Records from a data collection:

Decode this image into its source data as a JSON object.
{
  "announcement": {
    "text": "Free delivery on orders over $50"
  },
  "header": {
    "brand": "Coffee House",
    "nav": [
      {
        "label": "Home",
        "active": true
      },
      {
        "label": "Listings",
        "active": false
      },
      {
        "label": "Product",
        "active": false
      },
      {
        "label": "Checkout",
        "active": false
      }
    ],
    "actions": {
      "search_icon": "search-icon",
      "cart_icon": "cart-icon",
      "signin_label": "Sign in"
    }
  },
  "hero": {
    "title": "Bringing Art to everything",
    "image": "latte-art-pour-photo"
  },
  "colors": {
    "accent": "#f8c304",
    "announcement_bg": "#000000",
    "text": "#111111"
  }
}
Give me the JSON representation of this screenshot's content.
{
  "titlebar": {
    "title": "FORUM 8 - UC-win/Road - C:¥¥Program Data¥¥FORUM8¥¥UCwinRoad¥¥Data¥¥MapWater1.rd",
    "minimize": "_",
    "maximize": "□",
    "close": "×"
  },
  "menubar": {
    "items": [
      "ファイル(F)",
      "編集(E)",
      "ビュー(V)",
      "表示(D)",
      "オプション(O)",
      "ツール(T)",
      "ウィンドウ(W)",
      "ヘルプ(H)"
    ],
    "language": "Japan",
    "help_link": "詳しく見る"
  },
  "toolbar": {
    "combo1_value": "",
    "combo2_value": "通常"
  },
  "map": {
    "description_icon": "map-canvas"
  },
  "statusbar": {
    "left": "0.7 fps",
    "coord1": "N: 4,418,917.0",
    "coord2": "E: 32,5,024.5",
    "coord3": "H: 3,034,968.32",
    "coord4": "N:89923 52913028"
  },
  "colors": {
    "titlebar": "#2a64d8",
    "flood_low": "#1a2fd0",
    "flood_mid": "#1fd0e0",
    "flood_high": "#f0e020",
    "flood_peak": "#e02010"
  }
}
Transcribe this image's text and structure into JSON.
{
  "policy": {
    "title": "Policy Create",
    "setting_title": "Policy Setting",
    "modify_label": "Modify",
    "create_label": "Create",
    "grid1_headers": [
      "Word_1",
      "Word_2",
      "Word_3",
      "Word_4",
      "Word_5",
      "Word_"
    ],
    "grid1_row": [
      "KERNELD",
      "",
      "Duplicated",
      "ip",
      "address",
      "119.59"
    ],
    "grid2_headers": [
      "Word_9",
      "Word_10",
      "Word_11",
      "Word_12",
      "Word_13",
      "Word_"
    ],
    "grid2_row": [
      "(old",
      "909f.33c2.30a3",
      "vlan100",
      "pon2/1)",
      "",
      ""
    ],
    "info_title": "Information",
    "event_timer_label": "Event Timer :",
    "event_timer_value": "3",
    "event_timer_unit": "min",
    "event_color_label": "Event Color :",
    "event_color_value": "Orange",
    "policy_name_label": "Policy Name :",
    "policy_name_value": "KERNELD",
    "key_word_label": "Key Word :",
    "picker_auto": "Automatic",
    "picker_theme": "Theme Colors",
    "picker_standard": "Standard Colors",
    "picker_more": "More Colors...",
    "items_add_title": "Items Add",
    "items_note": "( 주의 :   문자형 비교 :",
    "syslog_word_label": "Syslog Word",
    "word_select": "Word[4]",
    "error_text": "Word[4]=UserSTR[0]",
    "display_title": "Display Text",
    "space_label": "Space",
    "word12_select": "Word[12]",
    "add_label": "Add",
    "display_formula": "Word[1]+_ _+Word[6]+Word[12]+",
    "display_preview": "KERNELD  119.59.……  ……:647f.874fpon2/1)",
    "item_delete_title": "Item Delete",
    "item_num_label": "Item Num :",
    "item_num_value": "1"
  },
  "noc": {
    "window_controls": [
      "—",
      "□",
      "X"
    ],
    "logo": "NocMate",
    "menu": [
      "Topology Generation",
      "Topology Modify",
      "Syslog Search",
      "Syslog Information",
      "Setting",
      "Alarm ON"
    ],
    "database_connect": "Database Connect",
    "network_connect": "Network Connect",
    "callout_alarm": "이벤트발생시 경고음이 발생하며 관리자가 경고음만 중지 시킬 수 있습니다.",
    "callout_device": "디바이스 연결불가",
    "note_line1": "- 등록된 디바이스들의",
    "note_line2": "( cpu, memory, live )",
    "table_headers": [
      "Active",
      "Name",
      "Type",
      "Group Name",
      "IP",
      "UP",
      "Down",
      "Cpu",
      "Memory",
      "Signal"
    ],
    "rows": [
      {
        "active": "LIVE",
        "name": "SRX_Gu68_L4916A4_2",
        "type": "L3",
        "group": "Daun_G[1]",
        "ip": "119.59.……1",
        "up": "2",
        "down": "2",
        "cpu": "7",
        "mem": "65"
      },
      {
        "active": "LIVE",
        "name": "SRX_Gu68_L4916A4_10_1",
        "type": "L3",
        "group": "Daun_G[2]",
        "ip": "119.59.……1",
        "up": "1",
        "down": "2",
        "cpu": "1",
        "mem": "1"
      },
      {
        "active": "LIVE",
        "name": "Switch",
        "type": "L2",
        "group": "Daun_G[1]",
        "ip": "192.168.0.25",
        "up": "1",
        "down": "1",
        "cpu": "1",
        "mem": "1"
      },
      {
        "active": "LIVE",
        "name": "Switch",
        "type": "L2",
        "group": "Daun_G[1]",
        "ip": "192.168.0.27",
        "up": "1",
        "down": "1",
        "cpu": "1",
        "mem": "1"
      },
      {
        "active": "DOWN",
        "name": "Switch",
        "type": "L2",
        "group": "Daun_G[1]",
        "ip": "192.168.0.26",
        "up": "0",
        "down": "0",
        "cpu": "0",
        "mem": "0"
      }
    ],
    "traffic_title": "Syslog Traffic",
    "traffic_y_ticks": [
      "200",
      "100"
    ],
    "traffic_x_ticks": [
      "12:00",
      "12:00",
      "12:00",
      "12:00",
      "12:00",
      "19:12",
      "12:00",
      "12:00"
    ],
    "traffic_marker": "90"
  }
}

> _Stated task_: Reproduce the whole listing word for word.

> _Written reply_:
Decode this image into its source data as a JSON object.
{
  "announcement": {
    "text": "Free delivery on orders over $50"
  },
  "header": {
    "brand": "Coffee House",
    "nav": [
      {
        "label": "Home",
        "active": true
      },
      {
        "label": "Listings",
        "active": false
      },
      {
        "label": "Product",
        "active": false
      },
      {
        "label": "Checkout",
        "active": false
      }
    ],
    "actions": {
      "search_icon": "search-icon",
      "cart_icon": "cart-icon",
      "signin_label": "Sign in"
    }
  },
  "hero": {
    "title": "Bringing Art to everything",
    "image": "latte-art-pour-photo"
  },
  "colors": {
    "accent": "#f8c304",
    "announcement_bg": "#000000",
    "text": "#111111"
  }
}
Give me the JSON representation of this screenshot's content.
{
  "titlebar": {
    "title": "FORUM 8 - UC-win/Road - C:¥¥Program Data¥¥FORUM8¥¥UCwinRoad¥¥Data¥¥MapWater1.rd",
    "minimize": "_",
    "maximize": "□",
    "close": "×"
  },
  "menubar": {
    "items": [
      "ファイル(F)",
      "編集(E)",
      "ビュー(V)",
      "表示(D)",
      "オプション(O)",
      "ツール(T)",
      "ウィンドウ(W)",
      "ヘルプ(H)"
    ],
    "language": "Japan",
    "help_link": "詳しく見る"
  },
  "toolbar": {
    "combo1_value": "",
    "combo2_value": "通常"
  },
  "map": {
    "description_icon": "map-canvas"
  },
  "statusbar": {
    "left": "0.7 fps",
    "coord1": "N: 4,418,917.0",
    "coord2": "E: 32,5,024.5",
    "coord3": "H: 3,034,968.32",
    "coord4": "N:89923 52913028"
  },
  "colors": {
    "titlebar": "#2a64d8",
    "flood_low": "#1a2fd0",
    "flood_mid": "#1fd0e0",
    "flood_high": "#f0e020",
    "flood_peak": "#e02010"
  }
}
Transcribe this image's text and structure into JSON.
{
  "policy": {
    "title": "Policy Create",
    "setting_title": "Policy Setting",
    "modify_label": "Modify",
    "create_label": "Create",
    "grid1_headers": [
      "Word_1",
      "Word_2",
      "Word_3",
      "Word_4",
      "Word_5",
      "Word_"
    ],
    "grid1_row": [
      "KERNELD",
      "",
      "Duplicated",
      "ip",
      "address",
      "119.59"
    ],
    "grid2_headers": [
      "Word_9",
      "Word_10",
      "Word_11",
      "Word_12",
      "Word_13",
      "Word_"
    ],
    "grid2_row": [
      "(old",
      "909f.33c2.30a3",
      "vlan100",
      "pon2/1)",
      "",
      ""
    ],
    "info_title": "Information",
    "event_timer_label": "Event Timer :",
    "event_timer_value": "3",
    "event_timer_unit": "min",
    "event_color_label": "Event Color :",
    "event_color_value": "Orange",
    "policy_name_label": "Policy Name :",
    "policy_name_value": "KERNELD",
    "key_word_label": "Key Word :",
    "picker_auto": "Automatic",
    "picker_theme": "Theme Colors",
    "picker_standard": "Standard Colors",
    "picker_more": "More Colors...",
    "items_add_title": "Items Add",
    "items_note": "( 주의 :   문자형 비교 :",
    "syslog_word_label": "Syslog Word",
    "word_select": "Word[4]",
    "error_text": "Word[4]=UserSTR[0]",
    "display_title": "Display Text",
    "space_label": "Space",
    "word12_select": "Word[12]",
    "add_label": "Add",
    "display_formula": "Word[1]+_ _+Word[6]+Word[12]+",
    "display_preview": "KERNELD  119.59.……  ……:647f.874fpon2/1)",
    "item_delete_title": "Item Delete",
    "item_num_label": "Item Num :",
    "item_num_value": "1"
  },
  "noc": {
    "window_controls": [
      "—",
      "□",
      "X"
    ],
    "logo": "NocMate",
    "menu": [
      "Topology Generation",
      "Topology Modify",
      "Syslog Search",
      "Syslog Information",
      "Setting",
      "Alarm ON"
    ],
    "database_connect": "Database Connect",
    "network_connect": "Network Connect",
    "callout_alarm": "이벤트발생시 경고음이 발생하며 관리자가 경고음만 중지 시킬 수 있습니다.",
    "callout_device": "디바이스 연결불가",
    "note_line1": "- 등록된 디바이스들의",
    "note_line2": "( cpu, memory, live )",
    "table_headers": [
      "Active",
      "Name",
      "Type",
      "Group Name",
      "IP",
      "UP",
      "Down",
      "Cpu",
      "Memory",
      "Signal"
    ],
    "rows": [
      {
        "active": "LIVE",
        "name": "SRX_Gu68_L4916A4_2",
        "type": "L3",
        "group": "Daun_G[1]",
        "ip": "119.59.……1",
        "up": "2",
        "down": "2",
        "cpu": "7",
        "mem": "65"
      },
      {
        "active": "LIVE",
        "name": "SRX_Gu68_L4916A4_10_1",
        "type": "L3",
        "group": "Daun_G[2]",
        "ip": "119.59.……1",
        "up": "1",
        "down": "2",
        "cpu": "1",
        "mem": "1"
      },
      {
        "active": "LIVE",
        "name": "Switch",
        "type": "L2",
        "group": "Daun_G[1]",
        "ip": "192.168.0.25",
        "up": "1",
        "down": "1",
        "cpu": "1",
        "mem": "1"
      },
      {
        "active": "LIVE",
        "name": "Switch",
        "type": "L2",
        "group": "Daun_G[1]",
        "ip": "192.168.0.27",
        "up": "1",
        "down": "1",
        "cpu": "1",
        "mem": "1"
      },
      {
        "active": "DOWN",
        "name": "Switch",
        "type": "L2",
        "group": "Daun_G[1]",
        "ip": "192.168.0.26",
        "up": "0",
        "down": "0",
        "cpu": "0",
        "mem": "0"
      }
    ],
    "traffic_title": "Syslog Traffic",
    "traffic_y_ticks": [
      "200",
      "100"
    ],
    "traffic_x_ticks": [
      "12:00",
      "12:00",
      "12:00",
      "12:00",
      "12:00",
      "19:12",
      "12:00",
      "12:00"
    ],
    "traffic_marker": "90"
  }
}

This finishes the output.